• [Your goal]
From the entries below, count the lines with "Committed". Write only the count.

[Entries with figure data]
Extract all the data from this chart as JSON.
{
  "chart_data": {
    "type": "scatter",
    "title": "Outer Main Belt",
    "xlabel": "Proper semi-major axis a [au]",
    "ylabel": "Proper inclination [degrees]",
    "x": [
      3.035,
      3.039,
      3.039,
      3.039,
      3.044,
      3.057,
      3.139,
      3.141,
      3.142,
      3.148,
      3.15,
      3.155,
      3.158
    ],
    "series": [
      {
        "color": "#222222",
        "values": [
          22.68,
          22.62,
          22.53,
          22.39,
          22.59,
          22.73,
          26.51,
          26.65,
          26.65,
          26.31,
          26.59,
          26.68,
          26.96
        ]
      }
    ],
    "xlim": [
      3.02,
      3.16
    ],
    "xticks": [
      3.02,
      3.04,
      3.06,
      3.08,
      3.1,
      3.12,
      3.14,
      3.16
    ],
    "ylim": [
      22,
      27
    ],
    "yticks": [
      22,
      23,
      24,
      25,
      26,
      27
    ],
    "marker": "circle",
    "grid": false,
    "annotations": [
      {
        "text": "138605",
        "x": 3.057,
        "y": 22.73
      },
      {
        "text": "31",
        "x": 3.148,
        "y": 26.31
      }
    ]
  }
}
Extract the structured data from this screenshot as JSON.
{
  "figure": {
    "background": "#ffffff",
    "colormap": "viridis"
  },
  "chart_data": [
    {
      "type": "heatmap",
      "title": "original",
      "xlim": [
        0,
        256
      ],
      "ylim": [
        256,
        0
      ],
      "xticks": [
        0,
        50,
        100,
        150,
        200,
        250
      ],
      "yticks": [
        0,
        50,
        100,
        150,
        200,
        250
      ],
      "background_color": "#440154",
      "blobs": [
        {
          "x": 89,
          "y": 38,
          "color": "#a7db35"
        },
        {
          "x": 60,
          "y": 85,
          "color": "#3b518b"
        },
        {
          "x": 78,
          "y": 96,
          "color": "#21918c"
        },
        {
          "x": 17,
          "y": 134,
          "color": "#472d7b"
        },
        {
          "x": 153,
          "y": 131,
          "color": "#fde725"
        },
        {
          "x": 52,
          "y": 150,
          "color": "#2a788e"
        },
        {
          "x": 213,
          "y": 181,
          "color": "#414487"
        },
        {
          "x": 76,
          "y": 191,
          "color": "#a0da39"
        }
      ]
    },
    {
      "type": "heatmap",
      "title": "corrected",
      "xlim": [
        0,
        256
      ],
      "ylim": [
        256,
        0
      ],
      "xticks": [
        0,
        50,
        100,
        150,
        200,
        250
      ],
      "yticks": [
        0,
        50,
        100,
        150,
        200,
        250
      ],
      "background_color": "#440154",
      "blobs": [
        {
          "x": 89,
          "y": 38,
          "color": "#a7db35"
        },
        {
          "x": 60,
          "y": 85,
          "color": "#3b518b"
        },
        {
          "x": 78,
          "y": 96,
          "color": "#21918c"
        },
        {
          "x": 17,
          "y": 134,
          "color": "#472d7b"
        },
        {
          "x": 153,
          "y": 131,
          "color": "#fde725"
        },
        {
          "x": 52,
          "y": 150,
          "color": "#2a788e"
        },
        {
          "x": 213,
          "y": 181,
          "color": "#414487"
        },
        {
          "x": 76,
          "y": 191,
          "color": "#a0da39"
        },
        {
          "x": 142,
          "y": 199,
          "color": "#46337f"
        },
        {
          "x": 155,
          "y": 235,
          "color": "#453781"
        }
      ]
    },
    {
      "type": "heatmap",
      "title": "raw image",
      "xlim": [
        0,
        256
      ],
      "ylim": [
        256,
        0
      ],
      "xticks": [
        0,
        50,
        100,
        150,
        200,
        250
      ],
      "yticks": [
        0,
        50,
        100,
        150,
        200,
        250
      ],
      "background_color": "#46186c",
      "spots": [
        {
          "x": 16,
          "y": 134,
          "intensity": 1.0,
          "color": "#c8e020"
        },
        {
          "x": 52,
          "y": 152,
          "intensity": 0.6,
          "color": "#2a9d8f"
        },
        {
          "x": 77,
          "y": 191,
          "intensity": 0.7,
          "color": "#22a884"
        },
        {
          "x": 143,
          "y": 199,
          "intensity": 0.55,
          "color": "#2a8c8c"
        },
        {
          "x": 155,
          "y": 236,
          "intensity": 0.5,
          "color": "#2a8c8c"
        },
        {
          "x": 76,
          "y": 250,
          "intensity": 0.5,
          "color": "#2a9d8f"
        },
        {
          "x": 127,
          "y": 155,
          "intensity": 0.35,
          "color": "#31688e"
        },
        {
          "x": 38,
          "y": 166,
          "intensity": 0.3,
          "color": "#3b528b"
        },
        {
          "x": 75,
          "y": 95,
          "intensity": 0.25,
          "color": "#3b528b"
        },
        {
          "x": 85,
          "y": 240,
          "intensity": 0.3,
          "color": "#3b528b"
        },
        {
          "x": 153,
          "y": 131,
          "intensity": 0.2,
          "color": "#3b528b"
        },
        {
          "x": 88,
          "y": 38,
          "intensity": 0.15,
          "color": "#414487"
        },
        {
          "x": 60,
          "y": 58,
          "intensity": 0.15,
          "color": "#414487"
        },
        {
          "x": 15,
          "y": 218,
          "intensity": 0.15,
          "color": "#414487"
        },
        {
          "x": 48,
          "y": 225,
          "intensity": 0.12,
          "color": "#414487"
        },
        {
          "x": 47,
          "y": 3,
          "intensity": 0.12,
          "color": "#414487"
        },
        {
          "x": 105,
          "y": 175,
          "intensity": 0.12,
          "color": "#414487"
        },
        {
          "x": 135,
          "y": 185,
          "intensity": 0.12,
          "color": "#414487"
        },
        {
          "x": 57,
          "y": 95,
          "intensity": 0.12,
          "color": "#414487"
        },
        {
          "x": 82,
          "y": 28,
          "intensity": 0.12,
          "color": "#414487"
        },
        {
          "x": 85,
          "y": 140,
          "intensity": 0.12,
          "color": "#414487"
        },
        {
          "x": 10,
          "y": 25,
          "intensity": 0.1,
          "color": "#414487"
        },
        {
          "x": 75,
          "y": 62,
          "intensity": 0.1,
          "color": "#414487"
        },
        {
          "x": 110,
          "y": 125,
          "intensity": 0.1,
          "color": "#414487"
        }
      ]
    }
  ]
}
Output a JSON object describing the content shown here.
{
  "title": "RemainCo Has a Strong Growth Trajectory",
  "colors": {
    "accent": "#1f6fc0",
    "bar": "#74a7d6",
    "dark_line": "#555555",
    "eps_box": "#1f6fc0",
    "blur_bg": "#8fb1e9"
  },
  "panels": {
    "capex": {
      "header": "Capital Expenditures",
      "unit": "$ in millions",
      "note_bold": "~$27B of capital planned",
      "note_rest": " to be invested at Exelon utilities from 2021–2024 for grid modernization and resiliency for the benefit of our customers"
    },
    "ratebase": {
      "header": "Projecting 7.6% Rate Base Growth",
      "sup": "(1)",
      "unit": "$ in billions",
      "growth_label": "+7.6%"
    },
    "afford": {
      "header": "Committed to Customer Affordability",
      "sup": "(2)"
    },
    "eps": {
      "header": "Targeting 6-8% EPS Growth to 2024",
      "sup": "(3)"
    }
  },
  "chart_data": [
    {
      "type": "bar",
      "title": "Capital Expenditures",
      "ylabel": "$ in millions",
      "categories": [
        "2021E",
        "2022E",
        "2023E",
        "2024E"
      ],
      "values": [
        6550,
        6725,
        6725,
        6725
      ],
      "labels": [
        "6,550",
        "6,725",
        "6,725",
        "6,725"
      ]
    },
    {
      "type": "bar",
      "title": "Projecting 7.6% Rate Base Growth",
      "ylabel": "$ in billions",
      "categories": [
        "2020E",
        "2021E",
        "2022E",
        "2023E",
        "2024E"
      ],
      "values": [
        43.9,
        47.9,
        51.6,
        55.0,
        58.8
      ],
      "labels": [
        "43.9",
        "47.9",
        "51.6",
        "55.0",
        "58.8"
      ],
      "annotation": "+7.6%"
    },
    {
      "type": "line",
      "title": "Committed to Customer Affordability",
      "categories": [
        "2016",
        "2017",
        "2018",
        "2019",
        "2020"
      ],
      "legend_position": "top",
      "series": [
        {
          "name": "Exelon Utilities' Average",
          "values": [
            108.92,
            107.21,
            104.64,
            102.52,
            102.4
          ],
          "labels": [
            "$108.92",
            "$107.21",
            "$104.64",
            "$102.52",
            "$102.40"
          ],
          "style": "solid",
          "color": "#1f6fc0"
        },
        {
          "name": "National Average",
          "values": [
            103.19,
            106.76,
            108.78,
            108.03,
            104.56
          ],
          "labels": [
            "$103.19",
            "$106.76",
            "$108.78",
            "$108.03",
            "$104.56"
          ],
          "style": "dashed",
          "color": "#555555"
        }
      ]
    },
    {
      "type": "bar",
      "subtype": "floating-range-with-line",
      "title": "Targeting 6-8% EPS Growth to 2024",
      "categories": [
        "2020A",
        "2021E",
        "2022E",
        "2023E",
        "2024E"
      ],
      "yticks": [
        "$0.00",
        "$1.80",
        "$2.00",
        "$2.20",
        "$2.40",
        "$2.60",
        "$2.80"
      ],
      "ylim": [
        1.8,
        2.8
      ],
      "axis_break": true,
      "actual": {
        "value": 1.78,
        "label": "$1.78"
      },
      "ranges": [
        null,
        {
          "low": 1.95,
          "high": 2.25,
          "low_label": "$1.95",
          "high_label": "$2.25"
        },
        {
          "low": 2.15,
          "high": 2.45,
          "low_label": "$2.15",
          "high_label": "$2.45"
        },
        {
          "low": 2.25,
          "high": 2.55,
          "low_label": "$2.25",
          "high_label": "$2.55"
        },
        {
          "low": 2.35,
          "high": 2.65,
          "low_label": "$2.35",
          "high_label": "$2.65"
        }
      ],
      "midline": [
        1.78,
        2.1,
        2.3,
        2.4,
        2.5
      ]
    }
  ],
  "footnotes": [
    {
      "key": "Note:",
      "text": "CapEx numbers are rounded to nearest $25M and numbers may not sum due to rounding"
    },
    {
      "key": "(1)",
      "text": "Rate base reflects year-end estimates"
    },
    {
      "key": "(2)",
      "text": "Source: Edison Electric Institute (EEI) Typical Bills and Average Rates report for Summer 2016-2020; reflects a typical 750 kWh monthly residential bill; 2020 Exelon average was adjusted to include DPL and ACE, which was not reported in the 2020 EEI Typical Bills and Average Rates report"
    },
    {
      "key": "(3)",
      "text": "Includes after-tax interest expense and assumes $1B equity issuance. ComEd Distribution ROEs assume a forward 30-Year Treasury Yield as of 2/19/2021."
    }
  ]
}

• [Answer to the task]
2